◆ Instruction
Skip the pictures and quote all of the lines exactly.

__________________________________________________

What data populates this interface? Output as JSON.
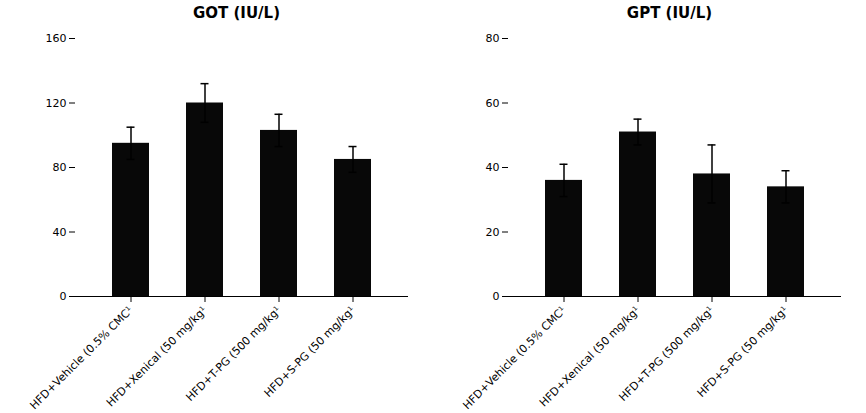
{
  "chart_data": [
    {
      "type": "bar",
      "title": "GOT (IU/L)",
      "categories": [
        "HFD+Vehicle (0.5% CMC¹",
        "HFD+Xenical (50 mg/kg¹",
        "HFD+T-PG (500 mg/kg¹",
        "HFD+S-PG (50 mg/kg¹"
      ],
      "values": [
        95,
        120,
        103,
        85
      ],
      "errors": [
        10,
        12,
        10,
        8
      ],
      "color": "#080808",
      "ylim": [
        0,
        160
      ],
      "yticks": [
        0,
        40,
        80,
        120,
        160
      ]
    },
    {
      "type": "bar",
      "title": "GPT (IU/L)",
      "categories": [
        "HFD+Vehicle (0.5% CMC¹",
        "HFD+Xenical (50 mg/kg¹",
        "HFD+T-PG (500 mg/kg¹",
        "HFD+S-PG (50 mg/kg¹"
      ],
      "values": [
        36,
        51,
        38,
        34
      ],
      "errors": [
        5,
        4,
        9,
        5
      ],
      "color": "#080808",
      "ylim": [
        0,
        80
      ],
      "yticks": [
        0,
        20,
        40,
        60,
        80
      ]
    }
  ]
}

__________________________________________________

◆ Written response
What data populates this interface? Output as JSON.
{
  "chart_data": [
    {
      "type": "bar",
      "title": "GOT (IU/L)",
      "categories": [
        "HFD+Vehicle (0.5% CMC¹",
        "HFD+Xenical (50 mg/kg¹",
        "HFD+T-PG (500 mg/kg¹",
        "HFD+S-PG (50 mg/kg¹"
      ],
      "values": [
        95,
        120,
        103,
        85
      ],
      "errors": [
        10,
        12,
        10,
        8
      ],
      "color": "#080808",
      "ylim": [
        0,
        160
      ],
      "yticks": [
        0,
        40,
        80,
        120,
        160
      ]
    },
    {
      "type": "bar",
      "title": "GPT (IU/L)",
      "categories": [
        "HFD+Vehicle (0.5% CMC¹",
        "HFD+Xenical (50 mg/kg¹",
        "HFD+T-PG (500 mg/kg¹",
        "HFD+S-PG (50 mg/kg¹"
      ],
      "values": [
        36,
        51,
        38,
        34
      ],
      "errors": [
        5,
        4,
        9,
        5
      ],
      "color": "#080808",
      "ylim": [
        0,
        80
      ],
      "yticks": [
        0,
        20,
        40,
        60,
        80
      ]
    }
  ]
}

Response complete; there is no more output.